* The problem *
Set down the records once more, please, exactly and with the pictures left out.
--- Data section ---
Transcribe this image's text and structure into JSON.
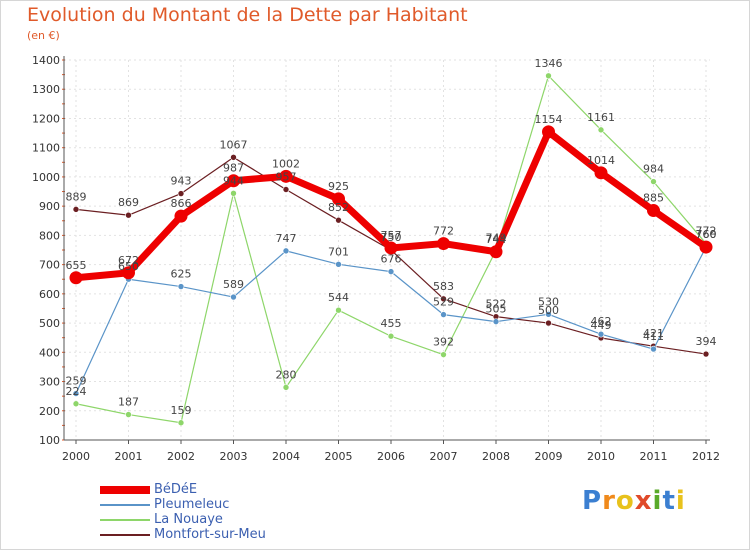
{
  "title": "Evolution du Montant de la Dette par Habitant",
  "unit": "(en €)",
  "brand": {
    "letters": [
      "P",
      "r",
      "o",
      "x",
      "i",
      "t",
      "i"
    ],
    "colors": [
      "#3b7fd1",
      "#f08a1c",
      "#e8c21c",
      "#e04a2a",
      "#5aaa2a",
      "#3b7fd1",
      "#e8c21c"
    ]
  },
  "chart_data": {
    "type": "line",
    "x": [
      "2000",
      "2001",
      "2002",
      "2003",
      "2004",
      "2005",
      "2006",
      "2007",
      "2008",
      "2009",
      "2010",
      "2011",
      "2012"
    ],
    "ylim": [
      100,
      1400
    ],
    "yticks": [
      100,
      200,
      300,
      400,
      500,
      600,
      700,
      800,
      900,
      1000,
      1100,
      1200,
      1300,
      1400
    ],
    "grid": true,
    "legend_position": "bottom-left",
    "series": [
      {
        "name": "Montfort-sur-Meu",
        "color": "#6b1f22",
        "width": 1.2,
        "values": [
          889,
          869,
          943,
          1067,
          957,
          852,
          750,
          583,
          522,
          500,
          449,
          421,
          394
        ]
      },
      {
        "name": "La Nouaye",
        "color": "#8ed66a",
        "width": 1.2,
        "values": [
          224,
          187,
          159,
          944,
          280,
          544,
          455,
          392,
          749,
          1346,
          1161,
          984,
          772
        ]
      },
      {
        "name": "Pleumeleuc",
        "color": "#5a94c8",
        "width": 1.2,
        "values": [
          259,
          650,
          625,
          589,
          747,
          701,
          676,
          529,
          505,
          530,
          462,
          411,
          760
        ]
      },
      {
        "name": "BéDéE",
        "color": "#ee0000",
        "width": 7,
        "values": [
          655,
          672,
          866,
          987,
          1002,
          925,
          757,
          772,
          744,
          1154,
          1014,
          885,
          760
        ]
      }
    ],
    "legend_order": [
      "BéDéE",
      "Pleumeleuc",
      "La Nouaye",
      "Montfort-sur-Meu"
    ]
  }
}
---
* Result for this task *
Transcribe this image's text and structure into JSON.
{
  "title": "Evolution du Montant de la Dette par Habitant",
  "unit": "(en €)",
  "brand": {
    "letters": [
      "P",
      "r",
      "o",
      "x",
      "i",
      "t",
      "i"
    ],
    "colors": [
      "#3b7fd1",
      "#f08a1c",
      "#e8c21c",
      "#e04a2a",
      "#5aaa2a",
      "#3b7fd1",
      "#e8c21c"
    ]
  },
  "chart_data": {
    "type": "line",
    "x": [
      "2000",
      "2001",
      "2002",
      "2003",
      "2004",
      "2005",
      "2006",
      "2007",
      "2008",
      "2009",
      "2010",
      "2011",
      "2012"
    ],
    "ylim": [
      100,
      1400
    ],
    "yticks": [
      100,
      200,
      300,
      400,
      500,
      600,
      700,
      800,
      900,
      1000,
      1100,
      1200,
      1300,
      1400
    ],
    "grid": true,
    "legend_position": "bottom-left",
    "series": [
      {
        "name": "Montfort-sur-Meu",
        "color": "#6b1f22",
        "width": 1.2,
        "values": [
          889,
          869,
          943,
          1067,
          957,
          852,
          750,
          583,
          522,
          500,
          449,
          421,
          394
        ]
      },
      {
        "name": "La Nouaye",
        "color": "#8ed66a",
        "width": 1.2,
        "values": [
          224,
          187,
          159,
          944,
          280,
          544,
          455,
          392,
          749,
          1346,
          1161,
          984,
          772
        ]
      },
      {
        "name": "Pleumeleuc",
        "color": "#5a94c8",
        "width": 1.2,
        "values": [
          259,
          650,
          625,
          589,
          747,
          701,
          676,
          529,
          505,
          530,
          462,
          411,
          760
        ]
      },
      {
        "name": "BéDéE",
        "color": "#ee0000",
        "width": 7,
        "values": [
          655,
          672,
          866,
          987,
          1002,
          925,
          757,
          772,
          744,
          1154,
          1014,
          885,
          760
        ]
      }
    ],
    "legend_order": [
      "BéDéE",
      "Pleumeleuc",
      "La Nouaye",
      "Montfort-sur-Meu"
    ]
  }
}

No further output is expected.